WHAT IS REQUIRED
Each entry that follows is to be retyped exactly. Pictures do not belong in the copy.

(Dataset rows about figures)

****************

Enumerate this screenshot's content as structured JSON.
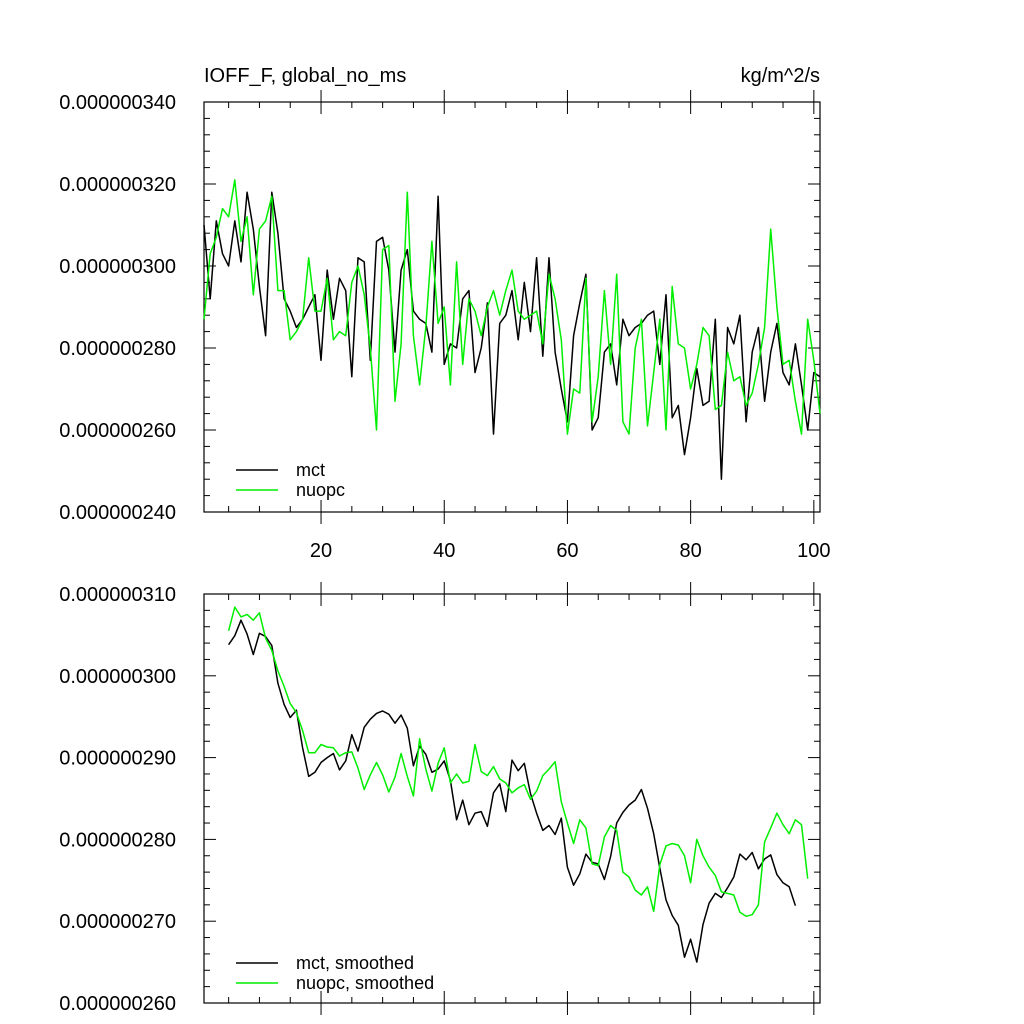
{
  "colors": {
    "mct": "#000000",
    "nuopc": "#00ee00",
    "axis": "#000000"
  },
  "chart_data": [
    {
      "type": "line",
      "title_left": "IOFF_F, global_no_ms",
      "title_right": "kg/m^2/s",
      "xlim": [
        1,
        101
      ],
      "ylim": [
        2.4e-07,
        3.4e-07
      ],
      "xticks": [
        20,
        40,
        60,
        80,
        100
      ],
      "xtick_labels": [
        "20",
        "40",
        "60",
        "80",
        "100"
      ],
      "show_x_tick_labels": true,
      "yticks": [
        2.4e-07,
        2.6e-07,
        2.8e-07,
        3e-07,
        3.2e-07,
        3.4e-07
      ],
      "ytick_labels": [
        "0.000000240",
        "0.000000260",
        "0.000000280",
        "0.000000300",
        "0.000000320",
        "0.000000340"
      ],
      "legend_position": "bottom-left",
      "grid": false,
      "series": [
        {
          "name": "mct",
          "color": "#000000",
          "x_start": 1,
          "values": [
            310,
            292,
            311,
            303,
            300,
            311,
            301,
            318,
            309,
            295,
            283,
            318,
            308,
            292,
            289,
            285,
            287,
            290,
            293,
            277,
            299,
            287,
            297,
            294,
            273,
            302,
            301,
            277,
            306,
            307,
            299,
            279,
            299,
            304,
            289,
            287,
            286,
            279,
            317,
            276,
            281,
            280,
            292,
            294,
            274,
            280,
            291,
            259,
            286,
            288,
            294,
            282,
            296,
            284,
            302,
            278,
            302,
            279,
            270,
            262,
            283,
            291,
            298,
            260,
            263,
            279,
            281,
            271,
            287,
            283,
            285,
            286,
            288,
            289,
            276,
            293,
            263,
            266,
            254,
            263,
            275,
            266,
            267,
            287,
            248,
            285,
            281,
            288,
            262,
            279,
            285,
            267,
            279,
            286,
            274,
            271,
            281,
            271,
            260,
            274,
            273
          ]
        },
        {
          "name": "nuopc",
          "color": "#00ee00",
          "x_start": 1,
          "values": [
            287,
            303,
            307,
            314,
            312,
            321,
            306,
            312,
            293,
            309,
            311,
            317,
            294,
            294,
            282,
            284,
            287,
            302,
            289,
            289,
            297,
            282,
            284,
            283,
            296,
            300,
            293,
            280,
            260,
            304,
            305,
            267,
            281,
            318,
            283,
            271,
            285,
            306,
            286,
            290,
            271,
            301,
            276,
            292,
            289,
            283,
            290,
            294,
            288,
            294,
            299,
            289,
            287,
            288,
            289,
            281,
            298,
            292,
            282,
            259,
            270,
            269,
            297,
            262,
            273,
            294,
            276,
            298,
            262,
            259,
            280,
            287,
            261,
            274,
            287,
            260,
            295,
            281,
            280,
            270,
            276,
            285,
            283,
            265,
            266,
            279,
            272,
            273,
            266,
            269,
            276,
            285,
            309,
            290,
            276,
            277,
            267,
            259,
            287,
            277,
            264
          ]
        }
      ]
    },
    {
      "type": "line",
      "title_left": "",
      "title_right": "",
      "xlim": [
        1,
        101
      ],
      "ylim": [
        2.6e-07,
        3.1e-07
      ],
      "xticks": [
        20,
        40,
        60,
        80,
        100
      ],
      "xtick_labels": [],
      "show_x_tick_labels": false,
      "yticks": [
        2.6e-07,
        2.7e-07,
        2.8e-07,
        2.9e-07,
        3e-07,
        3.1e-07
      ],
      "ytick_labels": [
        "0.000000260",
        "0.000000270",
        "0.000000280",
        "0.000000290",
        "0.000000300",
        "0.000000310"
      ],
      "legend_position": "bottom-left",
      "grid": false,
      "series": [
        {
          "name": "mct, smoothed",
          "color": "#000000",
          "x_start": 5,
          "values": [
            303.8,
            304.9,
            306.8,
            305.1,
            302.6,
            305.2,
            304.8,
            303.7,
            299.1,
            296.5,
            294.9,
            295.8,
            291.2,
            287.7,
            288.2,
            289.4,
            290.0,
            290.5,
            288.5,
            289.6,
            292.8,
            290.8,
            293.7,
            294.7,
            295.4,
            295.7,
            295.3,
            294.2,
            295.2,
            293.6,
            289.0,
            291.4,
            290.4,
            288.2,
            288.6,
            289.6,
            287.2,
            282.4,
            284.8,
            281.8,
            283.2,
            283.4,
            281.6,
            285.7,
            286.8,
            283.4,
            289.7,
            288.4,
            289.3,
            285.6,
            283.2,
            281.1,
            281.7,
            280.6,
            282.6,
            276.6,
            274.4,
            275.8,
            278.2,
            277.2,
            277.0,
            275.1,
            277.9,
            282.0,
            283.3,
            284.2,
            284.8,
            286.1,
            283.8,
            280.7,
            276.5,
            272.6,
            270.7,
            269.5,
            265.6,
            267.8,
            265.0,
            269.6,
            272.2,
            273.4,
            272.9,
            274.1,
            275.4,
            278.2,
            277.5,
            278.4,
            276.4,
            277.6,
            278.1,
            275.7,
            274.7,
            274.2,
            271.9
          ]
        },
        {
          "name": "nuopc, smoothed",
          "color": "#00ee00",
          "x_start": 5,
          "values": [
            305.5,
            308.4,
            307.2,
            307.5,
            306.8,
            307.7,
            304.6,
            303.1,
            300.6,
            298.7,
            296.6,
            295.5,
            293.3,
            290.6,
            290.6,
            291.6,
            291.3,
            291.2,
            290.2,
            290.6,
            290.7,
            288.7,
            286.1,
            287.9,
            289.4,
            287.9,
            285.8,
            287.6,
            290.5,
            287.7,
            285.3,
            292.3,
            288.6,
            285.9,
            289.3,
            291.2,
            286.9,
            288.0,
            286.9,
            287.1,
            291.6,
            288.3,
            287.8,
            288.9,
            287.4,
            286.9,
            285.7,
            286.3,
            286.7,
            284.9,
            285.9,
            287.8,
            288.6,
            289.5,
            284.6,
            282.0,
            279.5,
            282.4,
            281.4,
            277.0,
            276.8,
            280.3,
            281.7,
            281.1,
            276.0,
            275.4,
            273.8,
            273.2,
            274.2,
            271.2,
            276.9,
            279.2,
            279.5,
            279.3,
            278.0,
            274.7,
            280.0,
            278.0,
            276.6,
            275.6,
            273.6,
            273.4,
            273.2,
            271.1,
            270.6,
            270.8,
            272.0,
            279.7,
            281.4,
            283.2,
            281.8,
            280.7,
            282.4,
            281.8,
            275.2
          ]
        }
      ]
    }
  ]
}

****************

REPLY
Enumerate this screenshot's content as structured JSON.
{
  "colors": {
    "mct": "#000000",
    "nuopc": "#00ee00",
    "axis": "#000000"
  },
  "chart_data": [
    {
      "type": "line",
      "title_left": "IOFF_F, global_no_ms",
      "title_right": "kg/m^2/s",
      "xlim": [
        1,
        101
      ],
      "ylim": [
        2.4e-07,
        3.4e-07
      ],
      "xticks": [
        20,
        40,
        60,
        80,
        100
      ],
      "xtick_labels": [
        "20",
        "40",
        "60",
        "80",
        "100"
      ],
      "show_x_tick_labels": true,
      "yticks": [
        2.4e-07,
        2.6e-07,
        2.8e-07,
        3e-07,
        3.2e-07,
        3.4e-07
      ],
      "ytick_labels": [
        "0.000000240",
        "0.000000260",
        "0.000000280",
        "0.000000300",
        "0.000000320",
        "0.000000340"
      ],
      "legend_position": "bottom-left",
      "grid": false,
      "series": [
        {
          "name": "mct",
          "color": "#000000",
          "x_start": 1,
          "values": [
            310,
            292,
            311,
            303,
            300,
            311,
            301,
            318,
            309,
            295,
            283,
            318,
            308,
            292,
            289,
            285,
            287,
            290,
            293,
            277,
            299,
            287,
            297,
            294,
            273,
            302,
            301,
            277,
            306,
            307,
            299,
            279,
            299,
            304,
            289,
            287,
            286,
            279,
            317,
            276,
            281,
            280,
            292,
            294,
            274,
            280,
            291,
            259,
            286,
            288,
            294,
            282,
            296,
            284,
            302,
            278,
            302,
            279,
            270,
            262,
            283,
            291,
            298,
            260,
            263,
            279,
            281,
            271,
            287,
            283,
            285,
            286,
            288,
            289,
            276,
            293,
            263,
            266,
            254,
            263,
            275,
            266,
            267,
            287,
            248,
            285,
            281,
            288,
            262,
            279,
            285,
            267,
            279,
            286,
            274,
            271,
            281,
            271,
            260,
            274,
            273
          ]
        },
        {
          "name": "nuopc",
          "color": "#00ee00",
          "x_start": 1,
          "values": [
            287,
            303,
            307,
            314,
            312,
            321,
            306,
            312,
            293,
            309,
            311,
            317,
            294,
            294,
            282,
            284,
            287,
            302,
            289,
            289,
            297,
            282,
            284,
            283,
            296,
            300,
            293,
            280,
            260,
            304,
            305,
            267,
            281,
            318,
            283,
            271,
            285,
            306,
            286,
            290,
            271,
            301,
            276,
            292,
            289,
            283,
            290,
            294,
            288,
            294,
            299,
            289,
            287,
            288,
            289,
            281,
            298,
            292,
            282,
            259,
            270,
            269,
            297,
            262,
            273,
            294,
            276,
            298,
            262,
            259,
            280,
            287,
            261,
            274,
            287,
            260,
            295,
            281,
            280,
            270,
            276,
            285,
            283,
            265,
            266,
            279,
            272,
            273,
            266,
            269,
            276,
            285,
            309,
            290,
            276,
            277,
            267,
            259,
            287,
            277,
            264
          ]
        }
      ]
    },
    {
      "type": "line",
      "title_left": "",
      "title_right": "",
      "xlim": [
        1,
        101
      ],
      "ylim": [
        2.6e-07,
        3.1e-07
      ],
      "xticks": [
        20,
        40,
        60,
        80,
        100
      ],
      "xtick_labels": [],
      "show_x_tick_labels": false,
      "yticks": [
        2.6e-07,
        2.7e-07,
        2.8e-07,
        2.9e-07,
        3e-07,
        3.1e-07
      ],
      "ytick_labels": [
        "0.000000260",
        "0.000000270",
        "0.000000280",
        "0.000000290",
        "0.000000300",
        "0.000000310"
      ],
      "legend_position": "bottom-left",
      "grid": false,
      "series": [
        {
          "name": "mct, smoothed",
          "color": "#000000",
          "x_start": 5,
          "values": [
            303.8,
            304.9,
            306.8,
            305.1,
            302.6,
            305.2,
            304.8,
            303.7,
            299.1,
            296.5,
            294.9,
            295.8,
            291.2,
            287.7,
            288.2,
            289.4,
            290.0,
            290.5,
            288.5,
            289.6,
            292.8,
            290.8,
            293.7,
            294.7,
            295.4,
            295.7,
            295.3,
            294.2,
            295.2,
            293.6,
            289.0,
            291.4,
            290.4,
            288.2,
            288.6,
            289.6,
            287.2,
            282.4,
            284.8,
            281.8,
            283.2,
            283.4,
            281.6,
            285.7,
            286.8,
            283.4,
            289.7,
            288.4,
            289.3,
            285.6,
            283.2,
            281.1,
            281.7,
            280.6,
            282.6,
            276.6,
            274.4,
            275.8,
            278.2,
            277.2,
            277.0,
            275.1,
            277.9,
            282.0,
            283.3,
            284.2,
            284.8,
            286.1,
            283.8,
            280.7,
            276.5,
            272.6,
            270.7,
            269.5,
            265.6,
            267.8,
            265.0,
            269.6,
            272.2,
            273.4,
            272.9,
            274.1,
            275.4,
            278.2,
            277.5,
            278.4,
            276.4,
            277.6,
            278.1,
            275.7,
            274.7,
            274.2,
            271.9
          ]
        },
        {
          "name": "nuopc, smoothed",
          "color": "#00ee00",
          "x_start": 5,
          "values": [
            305.5,
            308.4,
            307.2,
            307.5,
            306.8,
            307.7,
            304.6,
            303.1,
            300.6,
            298.7,
            296.6,
            295.5,
            293.3,
            290.6,
            290.6,
            291.6,
            291.3,
            291.2,
            290.2,
            290.6,
            290.7,
            288.7,
            286.1,
            287.9,
            289.4,
            287.9,
            285.8,
            287.6,
            290.5,
            287.7,
            285.3,
            292.3,
            288.6,
            285.9,
            289.3,
            291.2,
            286.9,
            288.0,
            286.9,
            287.1,
            291.6,
            288.3,
            287.8,
            288.9,
            287.4,
            286.9,
            285.7,
            286.3,
            286.7,
            284.9,
            285.9,
            287.8,
            288.6,
            289.5,
            284.6,
            282.0,
            279.5,
            282.4,
            281.4,
            277.0,
            276.8,
            280.3,
            281.7,
            281.1,
            276.0,
            275.4,
            273.8,
            273.2,
            274.2,
            271.2,
            276.9,
            279.2,
            279.5,
            279.3,
            278.0,
            274.7,
            280.0,
            278.0,
            276.6,
            275.6,
            273.6,
            273.4,
            273.2,
            271.1,
            270.6,
            270.8,
            272.0,
            279.7,
            281.4,
            283.2,
            281.8,
            280.7,
            282.4,
            281.8,
            275.2
          ]
        }
      ]
    }
  ]
}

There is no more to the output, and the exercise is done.